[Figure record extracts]
^^^^
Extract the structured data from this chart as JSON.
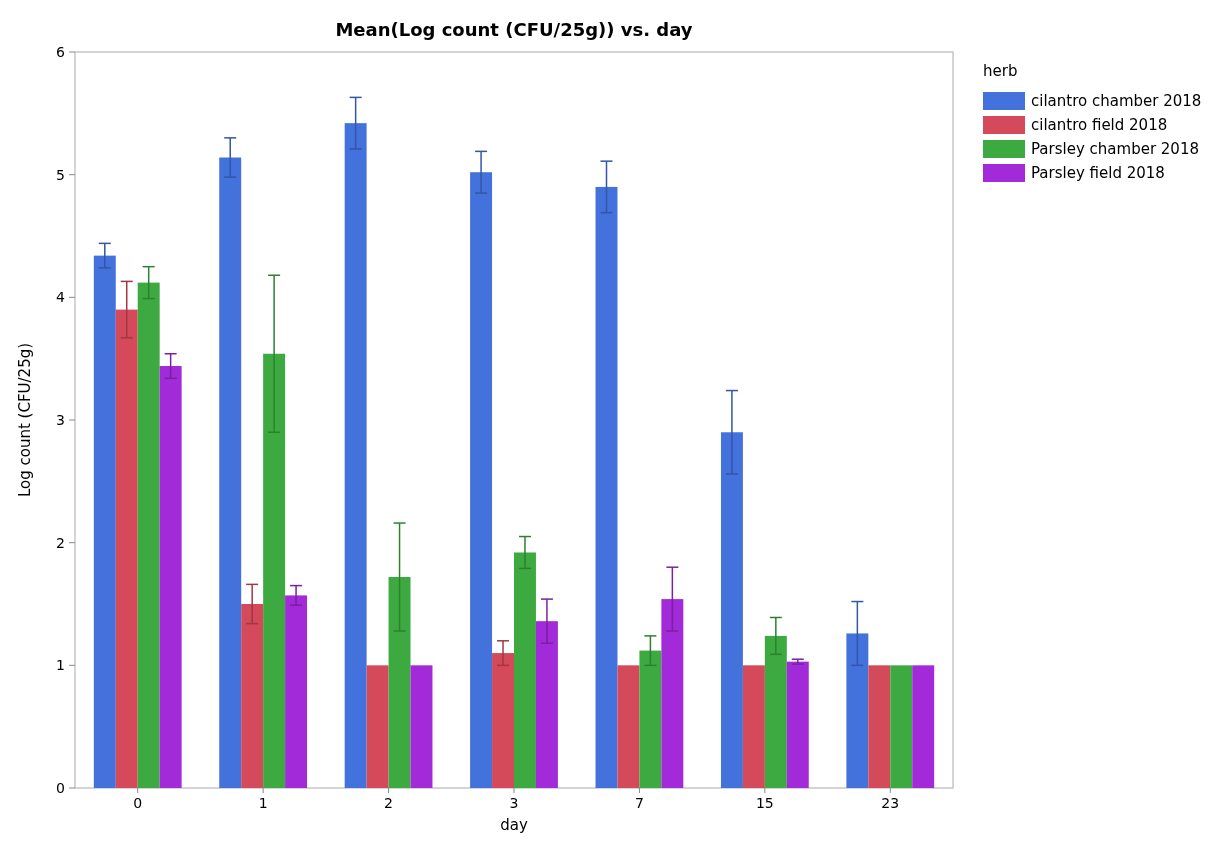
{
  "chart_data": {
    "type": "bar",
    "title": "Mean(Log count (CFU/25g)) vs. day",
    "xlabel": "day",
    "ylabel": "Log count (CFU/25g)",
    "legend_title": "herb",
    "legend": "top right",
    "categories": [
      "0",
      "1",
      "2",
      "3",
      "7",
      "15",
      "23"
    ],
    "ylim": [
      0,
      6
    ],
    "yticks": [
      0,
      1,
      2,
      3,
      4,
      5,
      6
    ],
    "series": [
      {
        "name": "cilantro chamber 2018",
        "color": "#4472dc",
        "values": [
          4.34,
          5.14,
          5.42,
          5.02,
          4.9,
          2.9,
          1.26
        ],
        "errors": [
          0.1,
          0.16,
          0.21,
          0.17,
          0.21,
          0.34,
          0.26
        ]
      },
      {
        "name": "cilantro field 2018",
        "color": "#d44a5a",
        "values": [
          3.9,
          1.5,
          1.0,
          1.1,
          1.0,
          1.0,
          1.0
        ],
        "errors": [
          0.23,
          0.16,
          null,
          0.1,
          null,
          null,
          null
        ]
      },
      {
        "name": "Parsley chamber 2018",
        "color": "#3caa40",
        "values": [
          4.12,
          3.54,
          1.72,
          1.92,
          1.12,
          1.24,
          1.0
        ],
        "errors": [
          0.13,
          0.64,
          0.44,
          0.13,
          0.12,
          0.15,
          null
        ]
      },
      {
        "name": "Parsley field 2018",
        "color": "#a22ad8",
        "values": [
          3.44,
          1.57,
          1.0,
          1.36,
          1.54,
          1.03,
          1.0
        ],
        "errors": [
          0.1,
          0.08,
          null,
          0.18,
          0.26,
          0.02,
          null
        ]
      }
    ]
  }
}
^^^^
WHAT TO WORK ON
Return the listing above in full and without alteration, excluding its pictures.

RIGHT ANSWER
Extract the structured data from this chart as JSON.
{
  "chart_data": {
    "type": "bar",
    "title": "Mean(Log count (CFU/25g)) vs. day",
    "xlabel": "day",
    "ylabel": "Log count (CFU/25g)",
    "legend_title": "herb",
    "legend": "top right",
    "categories": [
      "0",
      "1",
      "2",
      "3",
      "7",
      "15",
      "23"
    ],
    "ylim": [
      0,
      6
    ],
    "yticks": [
      0,
      1,
      2,
      3,
      4,
      5,
      6
    ],
    "series": [
      {
        "name": "cilantro chamber 2018",
        "color": "#4472dc",
        "values": [
          4.34,
          5.14,
          5.42,
          5.02,
          4.9,
          2.9,
          1.26
        ],
        "errors": [
          0.1,
          0.16,
          0.21,
          0.17,
          0.21,
          0.34,
          0.26
        ]
      },
      {
        "name": "cilantro field 2018",
        "color": "#d44a5a",
        "values": [
          3.9,
          1.5,
          1.0,
          1.1,
          1.0,
          1.0,
          1.0
        ],
        "errors": [
          0.23,
          0.16,
          null,
          0.1,
          null,
          null,
          null
        ]
      },
      {
        "name": "Parsley chamber 2018",
        "color": "#3caa40",
        "values": [
          4.12,
          3.54,
          1.72,
          1.92,
          1.12,
          1.24,
          1.0
        ],
        "errors": [
          0.13,
          0.64,
          0.44,
          0.13,
          0.12,
          0.15,
          null
        ]
      },
      {
        "name": "Parsley field 2018",
        "color": "#a22ad8",
        "values": [
          3.44,
          1.57,
          1.0,
          1.36,
          1.54,
          1.03,
          1.0
        ],
        "errors": [
          0.1,
          0.08,
          null,
          0.18,
          0.26,
          0.02,
          null
        ]
      }
    ]
  }
}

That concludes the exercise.